Begin Extracted information

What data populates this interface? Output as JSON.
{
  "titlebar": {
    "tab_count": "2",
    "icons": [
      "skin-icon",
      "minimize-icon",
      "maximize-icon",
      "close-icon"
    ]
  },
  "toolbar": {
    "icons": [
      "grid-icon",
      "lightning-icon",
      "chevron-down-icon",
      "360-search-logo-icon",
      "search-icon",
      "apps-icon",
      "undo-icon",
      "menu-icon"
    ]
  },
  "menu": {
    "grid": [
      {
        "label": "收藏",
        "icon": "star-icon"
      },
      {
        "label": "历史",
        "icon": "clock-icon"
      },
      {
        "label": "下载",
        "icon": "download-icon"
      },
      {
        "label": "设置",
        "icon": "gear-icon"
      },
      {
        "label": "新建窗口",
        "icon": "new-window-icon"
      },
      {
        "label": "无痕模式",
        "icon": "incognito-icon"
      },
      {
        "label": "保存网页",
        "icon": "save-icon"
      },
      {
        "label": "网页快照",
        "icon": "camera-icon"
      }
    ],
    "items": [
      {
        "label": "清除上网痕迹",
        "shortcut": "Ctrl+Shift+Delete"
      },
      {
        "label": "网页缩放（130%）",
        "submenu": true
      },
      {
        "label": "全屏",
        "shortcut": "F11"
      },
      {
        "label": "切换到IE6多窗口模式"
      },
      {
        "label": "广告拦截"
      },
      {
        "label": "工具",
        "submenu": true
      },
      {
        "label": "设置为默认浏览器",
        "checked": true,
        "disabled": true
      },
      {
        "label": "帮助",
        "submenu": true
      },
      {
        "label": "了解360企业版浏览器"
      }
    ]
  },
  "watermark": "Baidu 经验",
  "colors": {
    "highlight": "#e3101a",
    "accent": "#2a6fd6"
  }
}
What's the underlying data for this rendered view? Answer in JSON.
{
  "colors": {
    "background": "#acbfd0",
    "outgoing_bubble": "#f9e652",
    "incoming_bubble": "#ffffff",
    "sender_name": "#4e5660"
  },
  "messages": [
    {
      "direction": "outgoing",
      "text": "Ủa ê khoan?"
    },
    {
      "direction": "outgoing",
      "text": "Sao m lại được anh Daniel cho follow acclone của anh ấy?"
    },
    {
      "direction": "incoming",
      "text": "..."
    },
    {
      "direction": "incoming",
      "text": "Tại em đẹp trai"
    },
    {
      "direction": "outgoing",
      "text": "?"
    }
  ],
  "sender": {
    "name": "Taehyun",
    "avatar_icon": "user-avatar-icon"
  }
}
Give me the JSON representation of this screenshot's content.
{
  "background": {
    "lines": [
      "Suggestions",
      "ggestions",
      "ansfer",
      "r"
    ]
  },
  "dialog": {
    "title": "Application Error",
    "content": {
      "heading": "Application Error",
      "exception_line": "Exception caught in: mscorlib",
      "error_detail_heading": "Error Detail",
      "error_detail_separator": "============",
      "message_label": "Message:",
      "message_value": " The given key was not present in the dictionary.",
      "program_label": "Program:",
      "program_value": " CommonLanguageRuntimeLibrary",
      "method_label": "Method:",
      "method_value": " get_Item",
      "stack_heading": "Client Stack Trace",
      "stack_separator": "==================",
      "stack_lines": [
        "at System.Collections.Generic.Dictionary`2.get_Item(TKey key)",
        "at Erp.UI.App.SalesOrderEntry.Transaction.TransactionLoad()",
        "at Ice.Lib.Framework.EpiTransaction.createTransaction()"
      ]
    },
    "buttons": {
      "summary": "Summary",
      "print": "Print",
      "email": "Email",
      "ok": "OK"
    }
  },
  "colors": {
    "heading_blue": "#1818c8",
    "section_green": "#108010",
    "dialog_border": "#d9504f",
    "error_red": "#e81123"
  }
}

End Extracted information

__Task statement__.
Every entry needs to be retyped exactly.

__Solution below__.
What data populates this interface? Output as JSON.
{
  "titlebar": {
    "tab_count": "2",
    "icons": [
      "skin-icon",
      "minimize-icon",
      "maximize-icon",
      "close-icon"
    ]
  },
  "toolbar": {
    "icons": [
      "grid-icon",
      "lightning-icon",
      "chevron-down-icon",
      "360-search-logo-icon",
      "search-icon",
      "apps-icon",
      "undo-icon",
      "menu-icon"
    ]
  },
  "menu": {
    "grid": [
      {
        "label": "收藏",
        "icon": "star-icon"
      },
      {
        "label": "历史",
        "icon": "clock-icon"
      },
      {
        "label": "下载",
        "icon": "download-icon"
      },
      {
        "label": "设置",
        "icon": "gear-icon"
      },
      {
        "label": "新建窗口",
        "icon": "new-window-icon"
      },
      {
        "label": "无痕模式",
        "icon": "incognito-icon"
      },
      {
        "label": "保存网页",
        "icon": "save-icon"
      },
      {
        "label": "网页快照",
        "icon": "camera-icon"
      }
    ],
    "items": [
      {
        "label": "清除上网痕迹",
        "shortcut": "Ctrl+Shift+Delete"
      },
      {
        "label": "网页缩放（130%）",
        "submenu": true
      },
      {
        "label": "全屏",
        "shortcut": "F11"
      },
      {
        "label": "切换到IE6多窗口模式"
      },
      {
        "label": "广告拦截"
      },
      {
        "label": "工具",
        "submenu": true
      },
      {
        "label": "设置为默认浏览器",
        "checked": true,
        "disabled": true
      },
      {
        "label": "帮助",
        "submenu": true
      },
      {
        "label": "了解360企业版浏览器"
      }
    ]
  },
  "watermark": "Baidu 经验",
  "colors": {
    "highlight": "#e3101a",
    "accent": "#2a6fd6"
  }
}
What's the underlying data for this rendered view? Answer in JSON.
{
  "colors": {
    "background": "#acbfd0",
    "outgoing_bubble": "#f9e652",
    "incoming_bubble": "#ffffff",
    "sender_name": "#4e5660"
  },
  "messages": [
    {
      "direction": "outgoing",
      "text": "Ủa ê khoan?"
    },
    {
      "direction": "outgoing",
      "text": "Sao m lại được anh Daniel cho follow acclone của anh ấy?"
    },
    {
      "direction": "incoming",
      "text": "..."
    },
    {
      "direction": "incoming",
      "text": "Tại em đẹp trai"
    },
    {
      "direction": "outgoing",
      "text": "?"
    }
  ],
  "sender": {
    "name": "Taehyun",
    "avatar_icon": "user-avatar-icon"
  }
}
Give me the JSON representation of this screenshot's content.
{
  "background": {
    "lines": [
      "Suggestions",
      "ggestions",
      "ansfer",
      "r"
    ]
  },
  "dialog": {
    "title": "Application Error",
    "content": {
      "heading": "Application Error",
      "exception_line": "Exception caught in: mscorlib",
      "error_detail_heading": "Error Detail",
      "error_detail_separator": "============",
      "message_label": "Message:",
      "message_value": " The given key was not present in the dictionary.",
      "program_label": "Program:",
      "program_value": " CommonLanguageRuntimeLibrary",
      "method_label": "Method:",
      "method_value": " get_Item",
      "stack_heading": "Client Stack Trace",
      "stack_separator": "==================",
      "stack_lines": [
        "at System.Collections.Generic.Dictionary`2.get_Item(TKey key)",
        "at Erp.UI.App.SalesOrderEntry.Transaction.TransactionLoad()",
        "at Ice.Lib.Framework.EpiTransaction.createTransaction()"
      ]
    },
    "buttons": {
      "summary": "Summary",
      "print": "Print",
      "email": "Email",
      "ok": "OK"
    }
  },
  "colors": {
    "heading_blue": "#1818c8",
    "section_green": "#108010",
    "dialog_border": "#d9504f",
    "error_red": "#e81123"
  }
}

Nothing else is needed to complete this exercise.